### Problem description
Pick out each line of the records that includes the string "TURNO", and copy it.

──────

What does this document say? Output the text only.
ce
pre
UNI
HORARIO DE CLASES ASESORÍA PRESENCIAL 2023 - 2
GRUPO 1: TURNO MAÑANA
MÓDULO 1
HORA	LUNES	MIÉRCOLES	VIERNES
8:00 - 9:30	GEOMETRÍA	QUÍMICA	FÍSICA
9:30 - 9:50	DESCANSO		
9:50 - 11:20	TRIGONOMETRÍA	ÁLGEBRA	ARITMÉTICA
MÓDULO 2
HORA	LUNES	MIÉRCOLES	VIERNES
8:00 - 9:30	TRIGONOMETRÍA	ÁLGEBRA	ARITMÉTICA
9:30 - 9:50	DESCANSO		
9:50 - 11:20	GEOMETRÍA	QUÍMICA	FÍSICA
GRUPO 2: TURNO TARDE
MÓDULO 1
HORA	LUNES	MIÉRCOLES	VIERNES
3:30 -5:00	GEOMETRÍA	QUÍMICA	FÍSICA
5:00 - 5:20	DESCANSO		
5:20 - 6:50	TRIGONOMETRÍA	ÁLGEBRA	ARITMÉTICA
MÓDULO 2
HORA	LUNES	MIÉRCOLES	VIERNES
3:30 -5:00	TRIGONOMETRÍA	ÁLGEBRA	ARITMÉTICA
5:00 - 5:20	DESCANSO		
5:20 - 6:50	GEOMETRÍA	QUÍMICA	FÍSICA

──────

### Solution
GRUPO 1: TURNO MAÑANA
GRUPO 2: TURNO TARDE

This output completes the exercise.